-- begin GIVEN RECORDS --
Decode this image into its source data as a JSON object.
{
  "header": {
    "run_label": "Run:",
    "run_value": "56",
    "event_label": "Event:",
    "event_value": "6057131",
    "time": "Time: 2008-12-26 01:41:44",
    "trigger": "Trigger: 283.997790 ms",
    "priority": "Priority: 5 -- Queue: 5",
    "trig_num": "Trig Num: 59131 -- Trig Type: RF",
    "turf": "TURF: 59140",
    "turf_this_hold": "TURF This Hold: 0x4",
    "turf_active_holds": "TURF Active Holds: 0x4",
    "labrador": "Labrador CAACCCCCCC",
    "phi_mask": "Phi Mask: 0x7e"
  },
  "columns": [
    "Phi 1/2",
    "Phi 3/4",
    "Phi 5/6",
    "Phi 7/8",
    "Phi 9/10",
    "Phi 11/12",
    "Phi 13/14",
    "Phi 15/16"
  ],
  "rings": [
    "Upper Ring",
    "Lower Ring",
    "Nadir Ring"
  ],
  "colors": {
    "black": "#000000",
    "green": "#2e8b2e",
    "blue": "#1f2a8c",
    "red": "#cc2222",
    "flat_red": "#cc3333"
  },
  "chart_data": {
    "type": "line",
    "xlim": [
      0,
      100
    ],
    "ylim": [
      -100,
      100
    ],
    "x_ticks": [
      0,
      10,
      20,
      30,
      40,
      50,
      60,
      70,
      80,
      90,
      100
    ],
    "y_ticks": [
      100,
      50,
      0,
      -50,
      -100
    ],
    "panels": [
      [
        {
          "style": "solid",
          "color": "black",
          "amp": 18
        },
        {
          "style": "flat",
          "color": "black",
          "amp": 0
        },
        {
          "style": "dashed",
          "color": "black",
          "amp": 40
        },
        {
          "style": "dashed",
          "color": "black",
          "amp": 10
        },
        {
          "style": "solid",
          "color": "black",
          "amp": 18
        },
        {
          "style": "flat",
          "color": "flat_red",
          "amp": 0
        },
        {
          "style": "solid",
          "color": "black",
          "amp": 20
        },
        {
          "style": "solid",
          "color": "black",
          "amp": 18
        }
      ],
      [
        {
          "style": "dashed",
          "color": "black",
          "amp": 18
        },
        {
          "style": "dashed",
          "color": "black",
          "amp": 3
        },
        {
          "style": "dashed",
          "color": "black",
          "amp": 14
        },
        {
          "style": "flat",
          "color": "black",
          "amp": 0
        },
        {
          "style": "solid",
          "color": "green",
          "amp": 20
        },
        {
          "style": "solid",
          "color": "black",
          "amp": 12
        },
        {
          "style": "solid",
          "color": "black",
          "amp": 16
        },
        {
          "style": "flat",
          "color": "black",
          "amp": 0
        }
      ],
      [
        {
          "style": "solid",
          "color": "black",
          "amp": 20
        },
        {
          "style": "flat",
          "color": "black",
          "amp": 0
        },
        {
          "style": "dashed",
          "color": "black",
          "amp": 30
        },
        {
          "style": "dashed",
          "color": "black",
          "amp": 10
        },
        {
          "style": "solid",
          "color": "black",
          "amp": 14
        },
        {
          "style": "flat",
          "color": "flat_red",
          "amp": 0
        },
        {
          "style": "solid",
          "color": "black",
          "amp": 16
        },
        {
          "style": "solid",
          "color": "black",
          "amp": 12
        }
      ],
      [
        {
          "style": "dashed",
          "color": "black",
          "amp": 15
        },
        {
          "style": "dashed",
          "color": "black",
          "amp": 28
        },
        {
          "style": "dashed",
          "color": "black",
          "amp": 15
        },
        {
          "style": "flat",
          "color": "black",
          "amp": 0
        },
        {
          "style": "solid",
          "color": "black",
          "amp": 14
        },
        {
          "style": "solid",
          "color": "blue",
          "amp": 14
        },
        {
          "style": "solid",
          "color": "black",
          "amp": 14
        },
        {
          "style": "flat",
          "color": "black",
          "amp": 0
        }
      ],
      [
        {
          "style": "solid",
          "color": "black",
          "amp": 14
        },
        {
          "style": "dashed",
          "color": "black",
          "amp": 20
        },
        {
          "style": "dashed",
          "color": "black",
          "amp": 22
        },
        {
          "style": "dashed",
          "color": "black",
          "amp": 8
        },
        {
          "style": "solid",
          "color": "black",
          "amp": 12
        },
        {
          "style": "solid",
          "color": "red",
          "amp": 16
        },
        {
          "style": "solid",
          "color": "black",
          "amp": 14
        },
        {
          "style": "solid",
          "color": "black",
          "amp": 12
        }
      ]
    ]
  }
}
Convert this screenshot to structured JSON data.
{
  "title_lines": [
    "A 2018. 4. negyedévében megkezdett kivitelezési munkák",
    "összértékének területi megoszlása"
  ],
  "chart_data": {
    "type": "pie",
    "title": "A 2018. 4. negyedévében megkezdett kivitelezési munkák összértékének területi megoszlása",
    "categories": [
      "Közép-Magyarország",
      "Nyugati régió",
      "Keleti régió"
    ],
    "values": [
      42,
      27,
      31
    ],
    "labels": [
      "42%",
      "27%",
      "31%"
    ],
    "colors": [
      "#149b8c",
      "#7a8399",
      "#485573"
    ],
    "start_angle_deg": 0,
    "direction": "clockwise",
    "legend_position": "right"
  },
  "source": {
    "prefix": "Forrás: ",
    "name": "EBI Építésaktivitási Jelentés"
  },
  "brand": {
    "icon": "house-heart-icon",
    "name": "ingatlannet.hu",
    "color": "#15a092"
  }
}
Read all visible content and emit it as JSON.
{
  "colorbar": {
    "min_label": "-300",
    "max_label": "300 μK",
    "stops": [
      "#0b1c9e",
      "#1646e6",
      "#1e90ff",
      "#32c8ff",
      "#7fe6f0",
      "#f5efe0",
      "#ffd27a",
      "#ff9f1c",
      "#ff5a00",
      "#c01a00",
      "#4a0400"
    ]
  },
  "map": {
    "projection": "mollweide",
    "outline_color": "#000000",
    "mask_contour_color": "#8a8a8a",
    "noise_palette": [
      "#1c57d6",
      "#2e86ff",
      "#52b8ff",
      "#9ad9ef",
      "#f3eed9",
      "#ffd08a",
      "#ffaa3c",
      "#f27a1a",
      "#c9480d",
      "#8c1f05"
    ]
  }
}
-- end GIVEN RECORDS --
GOAL >> Copy all the records above exactly, missing none.

EXERCISE ANSWER >>
Decode this image into its source data as a JSON object.
{
  "header": {
    "run_label": "Run:",
    "run_value": "56",
    "event_label": "Event:",
    "event_value": "6057131",
    "time": "Time: 2008-12-26 01:41:44",
    "trigger": "Trigger: 283.997790 ms",
    "priority": "Priority: 5 -- Queue: 5",
    "trig_num": "Trig Num: 59131 -- Trig Type: RF",
    "turf": "TURF: 59140",
    "turf_this_hold": "TURF This Hold: 0x4",
    "turf_active_holds": "TURF Active Holds: 0x4",
    "labrador": "Labrador CAACCCCCCC",
    "phi_mask": "Phi Mask: 0x7e"
  },
  "columns": [
    "Phi 1/2",
    "Phi 3/4",
    "Phi 5/6",
    "Phi 7/8",
    "Phi 9/10",
    "Phi 11/12",
    "Phi 13/14",
    "Phi 15/16"
  ],
  "rings": [
    "Upper Ring",
    "Lower Ring",
    "Nadir Ring"
  ],
  "colors": {
    "black": "#000000",
    "green": "#2e8b2e",
    "blue": "#1f2a8c",
    "red": "#cc2222",
    "flat_red": "#cc3333"
  },
  "chart_data": {
    "type": "line",
    "xlim": [
      0,
      100
    ],
    "ylim": [
      -100,
      100
    ],
    "x_ticks": [
      0,
      10,
      20,
      30,
      40,
      50,
      60,
      70,
      80,
      90,
      100
    ],
    "y_ticks": [
      100,
      50,
      0,
      -50,
      -100
    ],
    "panels": [
      [
        {
          "style": "solid",
          "color": "black",
          "amp": 18
        },
        {
          "style": "flat",
          "color": "black",
          "amp": 0
        },
        {
          "style": "dashed",
          "color": "black",
          "amp": 40
        },
        {
          "style": "dashed",
          "color": "black",
          "amp": 10
        },
        {
          "style": "solid",
          "color": "black",
          "amp": 18
        },
        {
          "style": "flat",
          "color": "flat_red",
          "amp": 0
        },
        {
          "style": "solid",
          "color": "black",
          "amp": 20
        },
        {
          "style": "solid",
          "color": "black",
          "amp": 18
        }
      ],
      [
        {
          "style": "dashed",
          "color": "black",
          "amp": 18
        },
        {
          "style": "dashed",
          "color": "black",
          "amp": 3
        },
        {
          "style": "dashed",
          "color": "black",
          "amp": 14
        },
        {
          "style": "flat",
          "color": "black",
          "amp": 0
        },
        {
          "style": "solid",
          "color": "green",
          "amp": 20
        },
        {
          "style": "solid",
          "color": "black",
          "amp": 12
        },
        {
          "style": "solid",
          "color": "black",
          "amp": 16
        },
        {
          "style": "flat",
          "color": "black",
          "amp": 0
        }
      ],
      [
        {
          "style": "solid",
          "color": "black",
          "amp": 20
        },
        {
          "style": "flat",
          "color": "black",
          "amp": 0
        },
        {
          "style": "dashed",
          "color": "black",
          "amp": 30
        },
        {
          "style": "dashed",
          "color": "black",
          "amp": 10
        },
        {
          "style": "solid",
          "color": "black",
          "amp": 14
        },
        {
          "style": "flat",
          "color": "flat_red",
          "amp": 0
        },
        {
          "style": "solid",
          "color": "black",
          "amp": 16
        },
        {
          "style": "solid",
          "color": "black",
          "amp": 12
        }
      ],
      [
        {
          "style": "dashed",
          "color": "black",
          "amp": 15
        },
        {
          "style": "dashed",
          "color": "black",
          "amp": 28
        },
        {
          "style": "dashed",
          "color": "black",
          "amp": 15
        },
        {
          "style": "flat",
          "color": "black",
          "amp": 0
        },
        {
          "style": "solid",
          "color": "black",
          "amp": 14
        },
        {
          "style": "solid",
          "color": "blue",
          "amp": 14
        },
        {
          "style": "solid",
          "color": "black",
          "amp": 14
        },
        {
          "style": "flat",
          "color": "black",
          "amp": 0
        }
      ],
      [
        {
          "style": "solid",
          "color": "black",
          "amp": 14
        },
        {
          "style": "dashed",
          "color": "black",
          "amp": 20
        },
        {
          "style": "dashed",
          "color": "black",
          "amp": 22
        },
        {
          "style": "dashed",
          "color": "black",
          "amp": 8
        },
        {
          "style": "solid",
          "color": "black",
          "amp": 12
        },
        {
          "style": "solid",
          "color": "red",
          "amp": 16
        },
        {
          "style": "solid",
          "color": "black",
          "amp": 14
        },
        {
          "style": "solid",
          "color": "black",
          "amp": 12
        }
      ]
    ]
  }
}
Convert this screenshot to structured JSON data.
{
  "title_lines": [
    "A 2018. 4. negyedévében megkezdett kivitelezési munkák",
    "összértékének területi megoszlása"
  ],
  "chart_data": {
    "type": "pie",
    "title": "A 2018. 4. negyedévében megkezdett kivitelezési munkák összértékének területi megoszlása",
    "categories": [
      "Közép-Magyarország",
      "Nyugati régió",
      "Keleti régió"
    ],
    "values": [
      42,
      27,
      31
    ],
    "labels": [
      "42%",
      "27%",
      "31%"
    ],
    "colors": [
      "#149b8c",
      "#7a8399",
      "#485573"
    ],
    "start_angle_deg": 0,
    "direction": "clockwise",
    "legend_position": "right"
  },
  "source": {
    "prefix": "Forrás: ",
    "name": "EBI Építésaktivitási Jelentés"
  },
  "brand": {
    "icon": "house-heart-icon",
    "name": "ingatlannet.hu",
    "color": "#15a092"
  }
}
Read all visible content and emit it as JSON.
{
  "colorbar": {
    "min_label": "-300",
    "max_label": "300 μK",
    "stops": [
      "#0b1c9e",
      "#1646e6",
      "#1e90ff",
      "#32c8ff",
      "#7fe6f0",
      "#f5efe0",
      "#ffd27a",
      "#ff9f1c",
      "#ff5a00",
      "#c01a00",
      "#4a0400"
    ]
  },
  "map": {
    "projection": "mollweide",
    "outline_color": "#000000",
    "mask_contour_color": "#8a8a8a",
    "noise_palette": [
      "#1c57d6",
      "#2e86ff",
      "#52b8ff",
      "#9ad9ef",
      "#f3eed9",
      "#ffd08a",
      "#ffaa3c",
      "#f27a1a",
      "#c9480d",
      "#8c1f05"
    ]
  }
}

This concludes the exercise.